[Saved entries]
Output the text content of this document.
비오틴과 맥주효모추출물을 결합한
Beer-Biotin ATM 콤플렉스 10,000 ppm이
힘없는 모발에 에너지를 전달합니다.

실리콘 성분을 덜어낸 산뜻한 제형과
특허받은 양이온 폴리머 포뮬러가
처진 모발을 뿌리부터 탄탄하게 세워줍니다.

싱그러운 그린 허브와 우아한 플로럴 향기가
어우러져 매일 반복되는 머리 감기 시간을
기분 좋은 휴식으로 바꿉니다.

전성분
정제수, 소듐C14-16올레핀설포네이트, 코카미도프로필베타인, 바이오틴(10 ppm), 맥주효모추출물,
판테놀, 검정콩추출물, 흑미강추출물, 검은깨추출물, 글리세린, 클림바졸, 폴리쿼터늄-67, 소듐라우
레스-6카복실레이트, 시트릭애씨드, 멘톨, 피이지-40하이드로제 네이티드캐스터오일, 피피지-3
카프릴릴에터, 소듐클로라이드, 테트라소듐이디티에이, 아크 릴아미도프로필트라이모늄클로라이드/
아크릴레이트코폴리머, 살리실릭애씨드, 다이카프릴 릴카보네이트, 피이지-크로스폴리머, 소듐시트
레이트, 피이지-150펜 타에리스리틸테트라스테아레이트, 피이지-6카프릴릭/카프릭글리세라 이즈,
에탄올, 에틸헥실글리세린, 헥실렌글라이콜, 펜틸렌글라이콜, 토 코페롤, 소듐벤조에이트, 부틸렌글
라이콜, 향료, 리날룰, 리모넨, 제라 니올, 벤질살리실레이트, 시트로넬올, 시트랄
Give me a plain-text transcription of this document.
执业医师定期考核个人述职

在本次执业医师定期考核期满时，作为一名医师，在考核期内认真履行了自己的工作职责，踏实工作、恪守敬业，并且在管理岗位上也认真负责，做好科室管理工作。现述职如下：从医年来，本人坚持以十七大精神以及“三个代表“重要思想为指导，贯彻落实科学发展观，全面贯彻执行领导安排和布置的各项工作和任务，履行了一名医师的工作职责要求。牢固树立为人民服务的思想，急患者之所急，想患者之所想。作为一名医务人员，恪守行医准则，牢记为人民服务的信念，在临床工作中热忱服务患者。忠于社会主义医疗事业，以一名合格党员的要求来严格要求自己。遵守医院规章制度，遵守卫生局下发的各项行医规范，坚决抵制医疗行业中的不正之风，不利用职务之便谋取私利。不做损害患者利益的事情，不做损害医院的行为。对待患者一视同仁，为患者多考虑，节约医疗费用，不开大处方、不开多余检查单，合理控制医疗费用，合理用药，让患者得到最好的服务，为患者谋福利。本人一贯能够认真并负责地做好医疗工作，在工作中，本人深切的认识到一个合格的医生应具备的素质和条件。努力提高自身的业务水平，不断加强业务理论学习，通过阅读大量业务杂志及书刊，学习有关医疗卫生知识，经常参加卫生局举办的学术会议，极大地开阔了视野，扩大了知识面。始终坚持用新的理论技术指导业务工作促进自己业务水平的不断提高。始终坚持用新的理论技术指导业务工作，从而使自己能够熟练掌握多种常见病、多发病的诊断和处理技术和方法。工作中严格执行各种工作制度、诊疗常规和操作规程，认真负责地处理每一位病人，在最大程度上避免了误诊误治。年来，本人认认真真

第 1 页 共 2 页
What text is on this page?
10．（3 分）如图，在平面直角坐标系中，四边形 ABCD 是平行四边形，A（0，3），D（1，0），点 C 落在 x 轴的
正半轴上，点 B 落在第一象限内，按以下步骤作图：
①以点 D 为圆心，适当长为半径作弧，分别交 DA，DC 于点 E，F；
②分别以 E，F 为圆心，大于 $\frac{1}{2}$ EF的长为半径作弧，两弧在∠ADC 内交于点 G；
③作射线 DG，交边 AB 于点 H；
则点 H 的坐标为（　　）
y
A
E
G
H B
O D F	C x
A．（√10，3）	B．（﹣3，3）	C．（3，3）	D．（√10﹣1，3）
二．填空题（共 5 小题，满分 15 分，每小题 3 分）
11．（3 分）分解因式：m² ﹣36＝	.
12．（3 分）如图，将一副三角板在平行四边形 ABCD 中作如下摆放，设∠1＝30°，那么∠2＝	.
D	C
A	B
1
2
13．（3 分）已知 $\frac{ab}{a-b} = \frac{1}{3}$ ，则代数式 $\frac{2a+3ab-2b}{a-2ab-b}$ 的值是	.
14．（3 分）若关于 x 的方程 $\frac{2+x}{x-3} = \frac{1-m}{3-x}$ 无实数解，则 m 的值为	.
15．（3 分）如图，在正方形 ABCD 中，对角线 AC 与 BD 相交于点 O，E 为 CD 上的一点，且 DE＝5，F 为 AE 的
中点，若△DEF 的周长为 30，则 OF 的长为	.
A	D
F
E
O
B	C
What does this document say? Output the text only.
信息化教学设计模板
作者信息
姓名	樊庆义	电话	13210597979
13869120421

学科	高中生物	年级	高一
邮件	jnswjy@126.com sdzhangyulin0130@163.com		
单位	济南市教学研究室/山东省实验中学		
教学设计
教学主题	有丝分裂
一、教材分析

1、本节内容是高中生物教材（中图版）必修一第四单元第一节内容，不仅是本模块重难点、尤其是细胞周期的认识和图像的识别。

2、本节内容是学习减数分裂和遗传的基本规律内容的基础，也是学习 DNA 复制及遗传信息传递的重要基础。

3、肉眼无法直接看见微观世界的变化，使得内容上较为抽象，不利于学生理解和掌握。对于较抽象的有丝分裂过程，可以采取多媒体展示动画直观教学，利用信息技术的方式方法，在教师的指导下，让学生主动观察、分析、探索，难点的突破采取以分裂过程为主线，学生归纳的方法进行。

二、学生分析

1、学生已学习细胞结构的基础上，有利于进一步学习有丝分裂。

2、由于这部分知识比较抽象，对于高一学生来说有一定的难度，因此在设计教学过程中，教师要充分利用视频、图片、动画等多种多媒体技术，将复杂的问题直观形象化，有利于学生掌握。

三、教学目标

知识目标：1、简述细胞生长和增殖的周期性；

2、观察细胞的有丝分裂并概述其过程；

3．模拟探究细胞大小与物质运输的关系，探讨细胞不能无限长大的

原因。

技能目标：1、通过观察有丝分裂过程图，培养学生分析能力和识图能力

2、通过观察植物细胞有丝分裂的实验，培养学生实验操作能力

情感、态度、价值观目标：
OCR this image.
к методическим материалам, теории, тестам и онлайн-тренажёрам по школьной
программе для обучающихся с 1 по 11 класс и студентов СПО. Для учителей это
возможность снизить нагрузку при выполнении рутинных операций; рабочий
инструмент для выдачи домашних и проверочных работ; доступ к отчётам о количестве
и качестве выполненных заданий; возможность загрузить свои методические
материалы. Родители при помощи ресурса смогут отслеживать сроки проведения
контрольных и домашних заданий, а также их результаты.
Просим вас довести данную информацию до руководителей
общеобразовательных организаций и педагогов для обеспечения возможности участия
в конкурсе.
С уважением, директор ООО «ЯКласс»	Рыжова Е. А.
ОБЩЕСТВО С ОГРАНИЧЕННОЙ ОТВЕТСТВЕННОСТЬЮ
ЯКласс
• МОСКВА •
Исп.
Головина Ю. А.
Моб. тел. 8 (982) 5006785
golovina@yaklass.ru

■ **TASK INSTRUCTIONS**: Find each line holding "this". Copy it out.

■ **EXPECTED ANSWER**:
Output the text content of this document.
Give me a plain-text transcription of this document.
What text is on this page?
What does this document say? Output the text only.
OCR this image.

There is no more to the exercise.